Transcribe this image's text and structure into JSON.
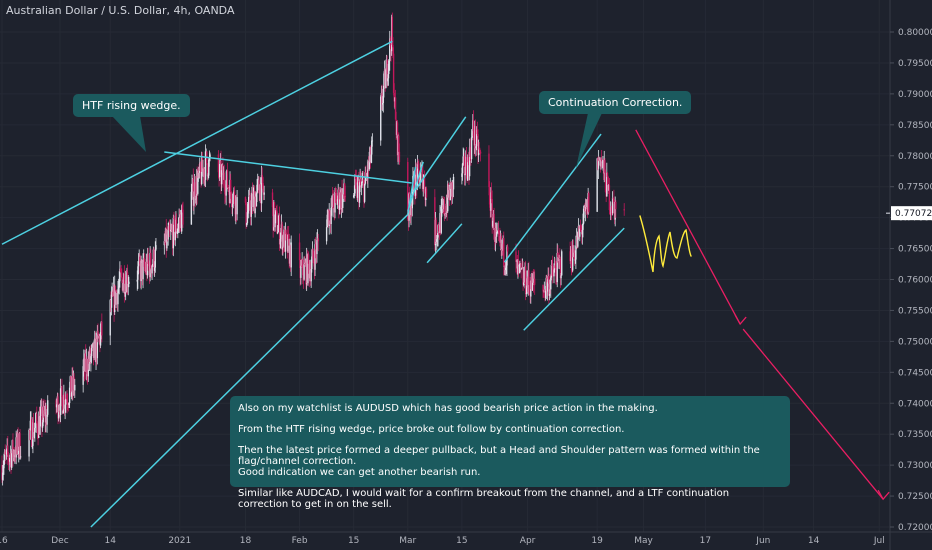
{
  "title": "Australian Dollar / U.S. Dollar, 4h, OANDA",
  "callouts": {
    "wedge": "HTF rising wedge.",
    "correction": "Continuation Correction."
  },
  "note": [
    "Also on my watchlist is AUDUSD which has good bearish price action in the making.",
    "From the HTF rising wedge, price broke out follow by continuation correction.",
    "Then the latest price formed a deeper pullback, but a Head and Shoulder pattern was formed within the flag/channel correction.",
    " Good indication we can get another bearish run.",
    "Similar like AUDCAD, I would wait for a confirm breakout from the channel, and a LTF continuation correction to get in on the sell."
  ],
  "colors": {
    "background": "#1e222d",
    "up_candle": "#e0e3eb",
    "down_candle": "#c2185b",
    "trendline": "#4dd0e1",
    "projection_arrow": "#e91e63",
    "sketch": "#ffeb3b",
    "callout_bg": "#1b5a5e",
    "price_marker_bg": "#ffffff"
  },
  "chart_data": {
    "type": "candlestick",
    "symbol": "Australian Dollar / U.S. Dollar",
    "timeframe": "4h",
    "source": "OANDA",
    "current_price": 0.77072,
    "current_price_label": "0.77072",
    "y_ticks": [
      "0.80000",
      "0.79500",
      "0.79000",
      "0.78500",
      "0.78000",
      "0.77500",
      "0.77000",
      "0.76500",
      "0.76000",
      "0.75500",
      "0.75000",
      "0.74500",
      "0.74000",
      "0.73500",
      "0.73000",
      "0.72500",
      "0.72000"
    ],
    "ylim": [
      0.7196,
      0.8057
    ],
    "x_ticks": [
      "16",
      "Dec",
      "14",
      "2021",
      "18",
      "Feb",
      "15",
      "Mar",
      "15",
      "Apr",
      "19",
      "May",
      "17",
      "Jun",
      "14",
      "Jul"
    ],
    "price_path": [
      [
        "2020-11-16",
        0.73
      ],
      [
        "2020-11-26",
        0.737
      ],
      [
        "2020-12-04",
        0.742
      ],
      [
        "2020-12-10",
        0.748
      ],
      [
        "2020-12-17",
        0.76
      ],
      [
        "2020-12-24",
        0.762
      ],
      [
        "2020-12-31",
        0.768
      ],
      [
        "2021-01-06",
        0.776
      ],
      [
        "2021-01-08",
        0.779
      ],
      [
        "2021-01-13",
        0.776
      ],
      [
        "2021-01-18",
        0.77
      ],
      [
        "2021-01-22",
        0.775
      ],
      [
        "2021-01-27",
        0.768
      ],
      [
        "2021-02-01",
        0.761
      ],
      [
        "2021-02-04",
        0.762
      ],
      [
        "2021-02-08",
        0.77
      ],
      [
        "2021-02-11",
        0.773
      ],
      [
        "2021-02-18",
        0.775
      ],
      [
        "2021-02-22",
        0.787
      ],
      [
        "2021-02-24",
        0.795
      ],
      [
        "2021-02-25",
        0.8
      ],
      [
        "2021-02-26",
        0.785
      ],
      [
        "2021-03-01",
        0.77
      ],
      [
        "2021-03-03",
        0.776
      ],
      [
        "2021-03-05",
        0.777
      ],
      [
        "2021-03-08",
        0.767
      ],
      [
        "2021-03-10",
        0.77
      ],
      [
        "2021-03-12",
        0.774
      ],
      [
        "2021-03-17",
        0.779
      ],
      [
        "2021-03-18",
        0.784
      ],
      [
        "2021-03-22",
        0.775
      ],
      [
        "2021-03-24",
        0.766
      ],
      [
        "2021-03-31",
        0.76
      ],
      [
        "2021-04-05",
        0.758
      ],
      [
        "2021-04-09",
        0.762
      ],
      [
        "2021-04-13",
        0.764
      ],
      [
        "2021-04-16",
        0.77
      ],
      [
        "2021-04-19",
        0.778
      ],
      [
        "2021-04-20",
        0.78
      ],
      [
        "2021-04-22",
        0.774
      ],
      [
        "2021-04-23",
        0.772
      ],
      [
        "2021-04-26",
        0.7707
      ]
    ],
    "trendlines": [
      {
        "name": "wedge-upper",
        "from": [
          "2020-11-16",
          0.7657
        ],
        "to": [
          "2021-02-25",
          0.7985
        ]
      },
      {
        "name": "wedge-lower",
        "from": [
          "2020-12-09",
          0.72
        ],
        "to": [
          "2021-03-01",
          0.7705
        ]
      },
      {
        "name": "flag-1",
        "from": [
          "2021-03-01",
          0.7705
        ],
        "to": [
          "2021-03-03",
          0.7782
        ]
      },
      {
        "name": "flag-1b",
        "from": [
          "2021-03-01",
          0.771
        ],
        "to": [
          "2021-03-05",
          0.779
        ]
      },
      {
        "name": "flag-2",
        "from": [
          "2021-03-03",
          0.7745
        ],
        "to": [
          "2021-03-16",
          0.7863
        ]
      },
      {
        "name": "flag-2b",
        "from": [
          "2021-03-06",
          0.7627
        ],
        "to": [
          "2021-03-15",
          0.769
        ]
      },
      {
        "name": "channel-upper",
        "from": [
          "2021-03-26",
          0.7628
        ],
        "to": [
          "2021-04-20",
          0.7835
        ]
      },
      {
        "name": "channel-lower",
        "from": [
          "2021-03-31",
          0.7518
        ],
        "to": [
          "2021-04-26",
          0.7683
        ]
      },
      {
        "name": "wedge-callout-pointer",
        "from": [
          "2020-12-28",
          0.7806
        ],
        "to": [
          "2021-03-02",
          0.7756
        ]
      }
    ],
    "projection": {
      "from": [
        "2021-04-29",
        0.7842
      ],
      "via": [
        "2021-05-26",
        0.7528
      ],
      "to": [
        "2021-07-02",
        0.7245
      ]
    }
  }
}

→ **WHAT TO PRODUCE**: From the listing above, copy all lines holding the word "upper".

→ **PROBLEM SOLUTION**:
        "name": "wedge-upper",
        "name": "channel-upper",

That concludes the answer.